• _What the exercise asks_: Copy out each line that includes the word "pairs".

(Stored items)
---+---
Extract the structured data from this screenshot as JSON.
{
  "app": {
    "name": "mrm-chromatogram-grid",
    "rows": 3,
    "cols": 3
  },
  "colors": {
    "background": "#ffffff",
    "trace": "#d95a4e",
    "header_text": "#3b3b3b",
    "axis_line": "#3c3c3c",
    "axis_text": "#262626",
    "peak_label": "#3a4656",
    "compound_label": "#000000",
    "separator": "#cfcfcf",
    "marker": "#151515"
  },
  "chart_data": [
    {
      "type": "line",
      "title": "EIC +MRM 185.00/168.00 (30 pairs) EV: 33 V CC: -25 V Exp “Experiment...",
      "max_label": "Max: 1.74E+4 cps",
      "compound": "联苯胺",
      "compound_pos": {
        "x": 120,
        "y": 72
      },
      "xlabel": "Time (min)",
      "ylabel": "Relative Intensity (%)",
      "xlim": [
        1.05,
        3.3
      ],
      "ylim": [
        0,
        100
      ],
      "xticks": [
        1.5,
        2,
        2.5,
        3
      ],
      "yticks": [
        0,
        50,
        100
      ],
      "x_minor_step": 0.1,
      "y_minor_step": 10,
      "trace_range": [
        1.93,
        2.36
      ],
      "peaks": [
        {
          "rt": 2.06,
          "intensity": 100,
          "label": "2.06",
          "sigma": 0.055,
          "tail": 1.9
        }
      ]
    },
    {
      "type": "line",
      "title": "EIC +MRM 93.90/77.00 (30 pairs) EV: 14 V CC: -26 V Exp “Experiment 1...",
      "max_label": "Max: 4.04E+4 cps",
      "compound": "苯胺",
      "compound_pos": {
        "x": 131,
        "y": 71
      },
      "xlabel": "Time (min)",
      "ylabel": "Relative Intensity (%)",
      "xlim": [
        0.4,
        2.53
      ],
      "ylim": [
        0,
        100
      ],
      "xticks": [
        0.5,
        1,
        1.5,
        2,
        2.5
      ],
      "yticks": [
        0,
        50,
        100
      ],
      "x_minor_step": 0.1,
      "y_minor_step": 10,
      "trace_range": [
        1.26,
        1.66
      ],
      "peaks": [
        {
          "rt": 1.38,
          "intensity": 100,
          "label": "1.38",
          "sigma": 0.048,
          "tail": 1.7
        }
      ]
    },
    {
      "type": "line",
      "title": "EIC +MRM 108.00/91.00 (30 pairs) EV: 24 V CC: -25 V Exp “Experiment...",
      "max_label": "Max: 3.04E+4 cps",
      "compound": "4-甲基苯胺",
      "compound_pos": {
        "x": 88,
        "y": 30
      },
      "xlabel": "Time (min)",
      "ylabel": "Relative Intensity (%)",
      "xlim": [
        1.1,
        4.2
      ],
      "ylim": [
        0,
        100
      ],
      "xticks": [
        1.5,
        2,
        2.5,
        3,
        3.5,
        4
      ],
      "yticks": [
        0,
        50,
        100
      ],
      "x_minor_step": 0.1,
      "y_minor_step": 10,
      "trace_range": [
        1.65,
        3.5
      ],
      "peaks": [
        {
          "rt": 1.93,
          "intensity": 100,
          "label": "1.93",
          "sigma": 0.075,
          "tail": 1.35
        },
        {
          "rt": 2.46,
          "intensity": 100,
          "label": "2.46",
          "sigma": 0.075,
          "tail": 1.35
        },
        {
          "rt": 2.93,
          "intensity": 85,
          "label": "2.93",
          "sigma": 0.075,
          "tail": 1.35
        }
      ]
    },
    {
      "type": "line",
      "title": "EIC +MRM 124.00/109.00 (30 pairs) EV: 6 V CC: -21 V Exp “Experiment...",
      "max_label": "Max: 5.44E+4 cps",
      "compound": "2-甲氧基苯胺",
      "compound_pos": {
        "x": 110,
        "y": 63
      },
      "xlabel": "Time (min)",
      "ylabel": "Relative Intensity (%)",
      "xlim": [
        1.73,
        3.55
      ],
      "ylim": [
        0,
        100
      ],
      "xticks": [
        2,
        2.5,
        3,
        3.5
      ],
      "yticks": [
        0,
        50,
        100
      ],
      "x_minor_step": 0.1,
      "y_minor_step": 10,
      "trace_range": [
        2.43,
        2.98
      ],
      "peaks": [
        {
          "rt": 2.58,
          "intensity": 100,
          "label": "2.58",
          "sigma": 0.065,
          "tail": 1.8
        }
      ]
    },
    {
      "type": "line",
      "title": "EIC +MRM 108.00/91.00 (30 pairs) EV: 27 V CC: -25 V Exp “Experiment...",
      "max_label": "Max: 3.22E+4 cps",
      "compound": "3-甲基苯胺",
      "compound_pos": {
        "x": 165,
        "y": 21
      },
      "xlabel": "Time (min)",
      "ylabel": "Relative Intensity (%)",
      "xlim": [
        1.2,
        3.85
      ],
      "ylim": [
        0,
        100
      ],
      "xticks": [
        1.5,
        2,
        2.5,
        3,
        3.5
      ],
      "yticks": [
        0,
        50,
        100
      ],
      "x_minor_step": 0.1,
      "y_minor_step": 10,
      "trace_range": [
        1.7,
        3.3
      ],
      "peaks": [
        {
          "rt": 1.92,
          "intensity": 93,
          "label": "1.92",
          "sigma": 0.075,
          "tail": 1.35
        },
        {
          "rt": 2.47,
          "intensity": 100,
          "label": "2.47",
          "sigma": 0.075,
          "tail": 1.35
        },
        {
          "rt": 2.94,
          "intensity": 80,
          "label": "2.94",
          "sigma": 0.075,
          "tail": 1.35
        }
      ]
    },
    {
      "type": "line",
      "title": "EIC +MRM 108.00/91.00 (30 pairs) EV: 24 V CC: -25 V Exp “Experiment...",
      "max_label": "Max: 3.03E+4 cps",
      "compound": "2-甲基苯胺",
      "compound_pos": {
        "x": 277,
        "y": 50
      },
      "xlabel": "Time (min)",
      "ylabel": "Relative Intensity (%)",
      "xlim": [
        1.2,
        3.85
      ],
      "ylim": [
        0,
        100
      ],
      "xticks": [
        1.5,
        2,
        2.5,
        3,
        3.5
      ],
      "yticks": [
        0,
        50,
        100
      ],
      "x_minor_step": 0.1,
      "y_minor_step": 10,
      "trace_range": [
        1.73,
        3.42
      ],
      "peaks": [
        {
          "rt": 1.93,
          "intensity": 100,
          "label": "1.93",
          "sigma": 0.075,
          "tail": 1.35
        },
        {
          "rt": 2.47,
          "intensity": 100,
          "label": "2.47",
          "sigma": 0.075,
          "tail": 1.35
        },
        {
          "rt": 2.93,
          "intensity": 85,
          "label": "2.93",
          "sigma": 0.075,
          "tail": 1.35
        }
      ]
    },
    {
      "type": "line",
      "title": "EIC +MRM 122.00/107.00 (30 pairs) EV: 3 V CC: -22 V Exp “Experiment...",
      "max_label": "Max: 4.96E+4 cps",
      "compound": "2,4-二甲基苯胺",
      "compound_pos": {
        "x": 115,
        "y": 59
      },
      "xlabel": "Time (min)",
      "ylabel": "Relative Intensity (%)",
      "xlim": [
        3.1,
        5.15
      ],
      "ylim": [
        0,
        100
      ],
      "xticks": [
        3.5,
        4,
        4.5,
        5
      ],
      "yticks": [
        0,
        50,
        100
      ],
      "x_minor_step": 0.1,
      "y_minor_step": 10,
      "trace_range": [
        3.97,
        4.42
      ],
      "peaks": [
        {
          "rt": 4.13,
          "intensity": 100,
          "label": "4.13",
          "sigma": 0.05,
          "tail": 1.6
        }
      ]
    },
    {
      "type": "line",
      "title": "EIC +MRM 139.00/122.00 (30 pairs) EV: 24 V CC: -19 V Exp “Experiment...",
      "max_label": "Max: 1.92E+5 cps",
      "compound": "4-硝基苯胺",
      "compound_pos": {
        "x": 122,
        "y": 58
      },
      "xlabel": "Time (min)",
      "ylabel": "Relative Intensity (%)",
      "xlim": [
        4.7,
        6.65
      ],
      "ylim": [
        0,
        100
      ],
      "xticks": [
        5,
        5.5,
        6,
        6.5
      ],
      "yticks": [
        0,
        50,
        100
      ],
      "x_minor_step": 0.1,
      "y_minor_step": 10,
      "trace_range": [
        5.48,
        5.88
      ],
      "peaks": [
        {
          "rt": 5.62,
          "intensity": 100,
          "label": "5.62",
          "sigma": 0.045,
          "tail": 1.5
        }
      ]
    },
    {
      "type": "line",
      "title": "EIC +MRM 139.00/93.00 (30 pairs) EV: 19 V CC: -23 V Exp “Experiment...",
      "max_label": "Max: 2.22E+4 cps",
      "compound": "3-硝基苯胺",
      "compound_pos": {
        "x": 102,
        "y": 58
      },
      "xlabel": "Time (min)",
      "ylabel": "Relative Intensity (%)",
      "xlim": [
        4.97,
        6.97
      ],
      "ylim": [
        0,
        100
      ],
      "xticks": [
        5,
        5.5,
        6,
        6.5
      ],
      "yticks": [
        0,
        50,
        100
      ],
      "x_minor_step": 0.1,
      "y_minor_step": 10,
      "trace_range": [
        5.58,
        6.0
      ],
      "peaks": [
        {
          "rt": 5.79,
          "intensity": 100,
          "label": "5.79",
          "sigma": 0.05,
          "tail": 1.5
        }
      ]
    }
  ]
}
---+---
• _Result of the task_:
      "title": "EIC +MRM 185.00/168.00 (30 pairs) EV: 33 V CC: -25 V Exp “Experiment...",
      "title": "EIC +MRM 93.90/77.00 (30 pairs) EV: 14 V CC: -26 V Exp “Experiment 1...",
      "title": "EIC +MRM 108.00/91.00 (30 pairs) EV: 24 V CC: -25 V Exp “Experiment...",
      "title": "EIC +MRM 124.00/109.00 (30 pairs) EV: 6 V CC: -21 V Exp “Experiment...",
      "title": "EIC +MRM 108.00/91.00 (30 pairs) EV: 27 V CC: -25 V Exp “Experiment...",
      "title": "EIC +MRM 108.00/91.00 (30 pairs) EV: 24 V CC: -25 V Exp “Experiment...",
      "title": "EIC +MRM 122.00/107.00 (30 pairs) EV: 3 V CC: -22 V Exp “Experiment...",
      "title": "EIC +MRM 139.00/122.00 (30 pairs) EV: 24 V CC: -19 V Exp “Experiment...",
      "title": "EIC +MRM 139.00/93.00 (30 pairs) EV: 19 V CC: -23 V Exp “Experiment...",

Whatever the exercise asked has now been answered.